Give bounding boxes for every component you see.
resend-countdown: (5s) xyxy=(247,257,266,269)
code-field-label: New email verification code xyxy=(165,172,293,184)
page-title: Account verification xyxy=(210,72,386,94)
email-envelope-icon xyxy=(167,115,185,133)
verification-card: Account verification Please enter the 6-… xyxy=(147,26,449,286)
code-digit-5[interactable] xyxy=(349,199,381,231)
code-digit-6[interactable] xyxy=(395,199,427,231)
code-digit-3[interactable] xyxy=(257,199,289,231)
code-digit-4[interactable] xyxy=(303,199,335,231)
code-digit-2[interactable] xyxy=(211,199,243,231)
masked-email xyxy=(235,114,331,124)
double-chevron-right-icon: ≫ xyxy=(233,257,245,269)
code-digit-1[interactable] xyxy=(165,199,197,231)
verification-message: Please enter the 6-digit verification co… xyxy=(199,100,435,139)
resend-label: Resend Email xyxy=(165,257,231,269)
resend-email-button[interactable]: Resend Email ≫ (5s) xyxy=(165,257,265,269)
===
**EXERCISE:**
Render every line of the material above as a Markdown table with the columns Row and Line, numbering the rows in order and omitting blank lines.

**COMPLETE RESPONSE:**
| Row | Line |
|---|---|
| 1 | Give bounding boxes for every component you see. |
| 2 | resend-countdown: (5s) xyxy=(247,257,266,269) |
| 3 | code-field-label: New email verification code xyxy=(165,172,293,184) |
| 4 | page-title: Account verification xyxy=(210,72,386,94) |
| 5 | email-envelope-icon xyxy=(167,115,185,133) |
| 6 | verification-card: Account verification Please enter the 6-… xyxy=(147,26,449,286) |
| 7 | code-digit-5[interactable] xyxy=(349,199,381,231) |
| 8 | code-digit-6[interactable] xyxy=(395,199,427,231) |
| 9 | code-digit-3[interactable] xyxy=(257,199,289,231) |
| 10 | code-digit-4[interactable] xyxy=(303,199,335,231) |
| 11 | code-digit-2[interactable] xyxy=(211,199,243,231) |
| 12 | masked-email xyxy=(235,114,331,124) |
| 13 | double-chevron-right-icon: ≫ xyxy=(233,257,245,269) |
| 14 | code-digit-1[interactable] xyxy=(165,199,197,231) |
| 15 | verification-message: Please enter the 6-digit verification co… xyxy=(199,100,435,139) |
| 16 | resend-label: Resend Email xyxy=(165,257,231,269) |
| 17 | resend-email-button[interactable]: Resend Email ≫ (5s) xyxy=(165,257,265,269) |